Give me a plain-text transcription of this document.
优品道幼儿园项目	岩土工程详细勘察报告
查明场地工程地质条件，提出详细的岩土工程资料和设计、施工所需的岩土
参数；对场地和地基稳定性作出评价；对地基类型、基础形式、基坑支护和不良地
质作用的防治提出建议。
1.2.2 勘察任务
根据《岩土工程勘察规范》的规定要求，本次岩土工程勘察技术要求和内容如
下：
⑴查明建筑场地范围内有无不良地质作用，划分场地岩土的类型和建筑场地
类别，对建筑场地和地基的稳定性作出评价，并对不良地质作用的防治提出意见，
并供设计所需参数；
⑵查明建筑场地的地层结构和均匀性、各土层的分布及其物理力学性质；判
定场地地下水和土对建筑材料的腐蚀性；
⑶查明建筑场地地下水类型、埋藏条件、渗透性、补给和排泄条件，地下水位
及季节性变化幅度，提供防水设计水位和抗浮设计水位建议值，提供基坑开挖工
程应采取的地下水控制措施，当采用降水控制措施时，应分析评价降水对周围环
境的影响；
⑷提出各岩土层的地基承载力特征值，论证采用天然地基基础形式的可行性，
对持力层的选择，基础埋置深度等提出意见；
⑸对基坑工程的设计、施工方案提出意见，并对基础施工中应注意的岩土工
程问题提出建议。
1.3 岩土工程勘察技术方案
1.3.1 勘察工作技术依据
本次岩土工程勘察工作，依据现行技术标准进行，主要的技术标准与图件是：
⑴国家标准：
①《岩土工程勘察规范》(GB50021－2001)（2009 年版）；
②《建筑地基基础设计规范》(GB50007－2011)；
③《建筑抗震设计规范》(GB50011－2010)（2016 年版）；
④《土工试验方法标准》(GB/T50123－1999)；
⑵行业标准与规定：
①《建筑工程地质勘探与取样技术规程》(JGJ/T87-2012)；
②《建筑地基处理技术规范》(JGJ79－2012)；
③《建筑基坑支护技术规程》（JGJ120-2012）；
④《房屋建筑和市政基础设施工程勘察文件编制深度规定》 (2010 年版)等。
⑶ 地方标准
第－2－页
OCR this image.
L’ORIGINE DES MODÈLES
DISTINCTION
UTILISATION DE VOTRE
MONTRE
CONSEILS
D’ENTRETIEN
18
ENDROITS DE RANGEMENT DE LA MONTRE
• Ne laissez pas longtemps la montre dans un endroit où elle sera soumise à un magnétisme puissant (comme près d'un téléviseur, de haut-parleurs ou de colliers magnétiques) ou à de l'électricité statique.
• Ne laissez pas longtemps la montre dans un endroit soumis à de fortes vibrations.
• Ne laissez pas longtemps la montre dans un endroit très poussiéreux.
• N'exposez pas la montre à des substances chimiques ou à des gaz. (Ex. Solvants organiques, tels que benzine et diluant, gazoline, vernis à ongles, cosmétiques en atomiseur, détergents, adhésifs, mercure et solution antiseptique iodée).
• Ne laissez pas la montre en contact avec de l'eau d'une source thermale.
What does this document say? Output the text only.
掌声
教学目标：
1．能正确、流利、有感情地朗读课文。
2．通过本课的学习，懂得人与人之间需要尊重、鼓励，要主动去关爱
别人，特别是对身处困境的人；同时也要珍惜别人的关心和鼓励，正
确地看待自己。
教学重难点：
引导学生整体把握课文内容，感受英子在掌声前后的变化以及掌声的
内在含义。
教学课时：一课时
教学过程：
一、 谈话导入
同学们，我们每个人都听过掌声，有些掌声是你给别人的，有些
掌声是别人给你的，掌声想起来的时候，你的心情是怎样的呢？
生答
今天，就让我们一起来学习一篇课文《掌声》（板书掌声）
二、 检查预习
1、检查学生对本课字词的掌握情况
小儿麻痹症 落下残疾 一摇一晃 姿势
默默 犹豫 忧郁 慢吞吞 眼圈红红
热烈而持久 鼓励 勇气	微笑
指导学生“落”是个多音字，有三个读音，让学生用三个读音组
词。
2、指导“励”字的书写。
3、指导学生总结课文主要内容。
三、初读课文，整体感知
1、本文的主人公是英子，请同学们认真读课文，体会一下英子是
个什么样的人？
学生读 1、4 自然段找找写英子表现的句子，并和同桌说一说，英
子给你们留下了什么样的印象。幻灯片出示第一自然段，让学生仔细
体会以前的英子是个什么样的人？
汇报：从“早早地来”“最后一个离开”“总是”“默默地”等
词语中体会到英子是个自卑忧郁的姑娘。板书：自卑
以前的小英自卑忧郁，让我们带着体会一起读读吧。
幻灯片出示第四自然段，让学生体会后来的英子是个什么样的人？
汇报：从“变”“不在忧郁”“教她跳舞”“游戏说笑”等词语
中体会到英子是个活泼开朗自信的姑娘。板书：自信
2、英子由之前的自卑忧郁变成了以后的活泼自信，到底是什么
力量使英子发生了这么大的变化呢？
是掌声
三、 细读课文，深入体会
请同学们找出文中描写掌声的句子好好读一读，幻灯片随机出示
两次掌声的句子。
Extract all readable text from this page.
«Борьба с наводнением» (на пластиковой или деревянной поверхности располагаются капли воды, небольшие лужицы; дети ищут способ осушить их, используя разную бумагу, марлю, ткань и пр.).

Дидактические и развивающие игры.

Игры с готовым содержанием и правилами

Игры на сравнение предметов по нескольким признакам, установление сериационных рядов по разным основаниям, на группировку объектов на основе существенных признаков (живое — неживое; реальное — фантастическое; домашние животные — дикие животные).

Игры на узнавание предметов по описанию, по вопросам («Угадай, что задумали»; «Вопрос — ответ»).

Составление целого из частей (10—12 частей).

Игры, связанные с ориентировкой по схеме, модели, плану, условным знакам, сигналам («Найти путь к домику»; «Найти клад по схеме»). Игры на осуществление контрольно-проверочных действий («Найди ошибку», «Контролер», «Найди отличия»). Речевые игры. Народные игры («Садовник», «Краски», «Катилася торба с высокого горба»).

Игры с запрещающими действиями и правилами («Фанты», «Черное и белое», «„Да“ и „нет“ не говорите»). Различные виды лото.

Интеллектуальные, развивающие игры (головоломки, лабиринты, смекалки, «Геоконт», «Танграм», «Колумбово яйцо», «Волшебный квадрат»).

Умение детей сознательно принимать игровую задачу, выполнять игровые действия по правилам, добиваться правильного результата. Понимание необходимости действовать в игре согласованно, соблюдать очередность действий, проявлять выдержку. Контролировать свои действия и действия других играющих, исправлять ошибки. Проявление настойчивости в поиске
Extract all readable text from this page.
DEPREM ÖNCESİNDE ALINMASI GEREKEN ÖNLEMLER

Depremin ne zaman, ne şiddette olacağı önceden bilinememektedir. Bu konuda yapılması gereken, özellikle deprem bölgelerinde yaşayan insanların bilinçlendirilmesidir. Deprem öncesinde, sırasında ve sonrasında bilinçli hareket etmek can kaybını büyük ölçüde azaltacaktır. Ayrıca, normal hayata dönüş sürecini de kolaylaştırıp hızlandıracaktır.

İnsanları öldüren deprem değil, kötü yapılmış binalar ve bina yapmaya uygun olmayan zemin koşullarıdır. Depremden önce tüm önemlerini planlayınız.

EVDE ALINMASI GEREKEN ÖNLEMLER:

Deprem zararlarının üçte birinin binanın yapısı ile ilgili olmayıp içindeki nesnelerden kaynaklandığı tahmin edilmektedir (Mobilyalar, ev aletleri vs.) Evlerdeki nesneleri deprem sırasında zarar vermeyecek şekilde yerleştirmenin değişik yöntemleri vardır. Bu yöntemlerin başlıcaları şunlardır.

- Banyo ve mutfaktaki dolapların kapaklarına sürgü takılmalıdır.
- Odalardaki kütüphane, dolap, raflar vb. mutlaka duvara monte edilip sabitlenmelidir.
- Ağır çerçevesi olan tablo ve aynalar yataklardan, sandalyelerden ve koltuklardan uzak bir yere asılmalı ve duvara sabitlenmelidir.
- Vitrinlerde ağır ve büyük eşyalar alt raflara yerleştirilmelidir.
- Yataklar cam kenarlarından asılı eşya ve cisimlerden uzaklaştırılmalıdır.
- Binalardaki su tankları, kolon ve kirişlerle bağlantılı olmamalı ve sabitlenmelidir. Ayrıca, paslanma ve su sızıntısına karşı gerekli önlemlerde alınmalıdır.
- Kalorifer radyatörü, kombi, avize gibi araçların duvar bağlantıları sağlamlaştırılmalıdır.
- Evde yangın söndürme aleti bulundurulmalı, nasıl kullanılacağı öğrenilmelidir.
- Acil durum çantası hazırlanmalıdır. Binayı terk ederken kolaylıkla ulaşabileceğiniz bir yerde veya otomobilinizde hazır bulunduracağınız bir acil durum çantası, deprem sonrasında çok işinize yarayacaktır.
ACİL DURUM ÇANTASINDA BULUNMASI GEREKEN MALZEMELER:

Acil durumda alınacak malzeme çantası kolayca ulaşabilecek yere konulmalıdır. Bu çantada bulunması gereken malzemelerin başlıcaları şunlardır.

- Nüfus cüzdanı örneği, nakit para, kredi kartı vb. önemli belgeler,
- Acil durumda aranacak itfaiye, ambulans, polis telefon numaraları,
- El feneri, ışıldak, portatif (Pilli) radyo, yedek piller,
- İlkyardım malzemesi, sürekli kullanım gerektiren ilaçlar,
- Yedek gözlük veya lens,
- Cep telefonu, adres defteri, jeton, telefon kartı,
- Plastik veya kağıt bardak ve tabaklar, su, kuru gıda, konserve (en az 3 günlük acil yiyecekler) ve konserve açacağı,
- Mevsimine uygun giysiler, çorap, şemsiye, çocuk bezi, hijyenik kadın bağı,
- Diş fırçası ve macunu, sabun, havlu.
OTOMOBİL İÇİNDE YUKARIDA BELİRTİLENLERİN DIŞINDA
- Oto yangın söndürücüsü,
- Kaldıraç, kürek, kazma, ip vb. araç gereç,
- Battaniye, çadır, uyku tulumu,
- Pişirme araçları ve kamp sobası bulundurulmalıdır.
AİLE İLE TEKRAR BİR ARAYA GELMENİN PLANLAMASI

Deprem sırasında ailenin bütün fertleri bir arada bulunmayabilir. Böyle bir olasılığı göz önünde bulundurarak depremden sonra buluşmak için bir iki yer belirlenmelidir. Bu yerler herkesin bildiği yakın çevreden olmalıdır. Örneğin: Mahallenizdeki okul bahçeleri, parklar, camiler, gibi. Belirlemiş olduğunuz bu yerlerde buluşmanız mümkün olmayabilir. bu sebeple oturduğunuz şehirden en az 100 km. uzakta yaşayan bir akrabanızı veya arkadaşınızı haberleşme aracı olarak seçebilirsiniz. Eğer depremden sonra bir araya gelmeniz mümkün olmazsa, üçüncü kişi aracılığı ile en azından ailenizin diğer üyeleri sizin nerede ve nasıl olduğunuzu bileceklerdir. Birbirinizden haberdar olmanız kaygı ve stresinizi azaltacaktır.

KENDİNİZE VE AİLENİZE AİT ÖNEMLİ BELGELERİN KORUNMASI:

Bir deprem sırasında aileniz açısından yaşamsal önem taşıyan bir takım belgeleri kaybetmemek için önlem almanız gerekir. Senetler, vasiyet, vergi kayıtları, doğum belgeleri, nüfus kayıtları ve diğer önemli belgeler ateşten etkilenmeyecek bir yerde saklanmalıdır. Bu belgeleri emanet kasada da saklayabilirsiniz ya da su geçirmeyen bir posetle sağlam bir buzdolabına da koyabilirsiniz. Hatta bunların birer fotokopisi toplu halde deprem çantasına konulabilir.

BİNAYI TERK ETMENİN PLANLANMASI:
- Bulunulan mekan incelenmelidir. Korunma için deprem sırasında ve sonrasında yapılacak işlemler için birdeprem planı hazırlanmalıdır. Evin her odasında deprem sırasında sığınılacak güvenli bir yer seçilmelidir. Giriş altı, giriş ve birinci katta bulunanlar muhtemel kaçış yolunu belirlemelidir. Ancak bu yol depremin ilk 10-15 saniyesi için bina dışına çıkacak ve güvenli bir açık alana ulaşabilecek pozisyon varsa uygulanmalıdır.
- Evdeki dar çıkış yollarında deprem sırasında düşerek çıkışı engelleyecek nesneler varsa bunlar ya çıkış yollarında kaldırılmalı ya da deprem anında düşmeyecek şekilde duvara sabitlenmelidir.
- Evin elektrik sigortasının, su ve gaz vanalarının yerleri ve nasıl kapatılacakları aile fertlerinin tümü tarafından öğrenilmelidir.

What to produce: Report the number of lines in the listing that include the string "telefon"; give nothing but the number.

Correct answer: 2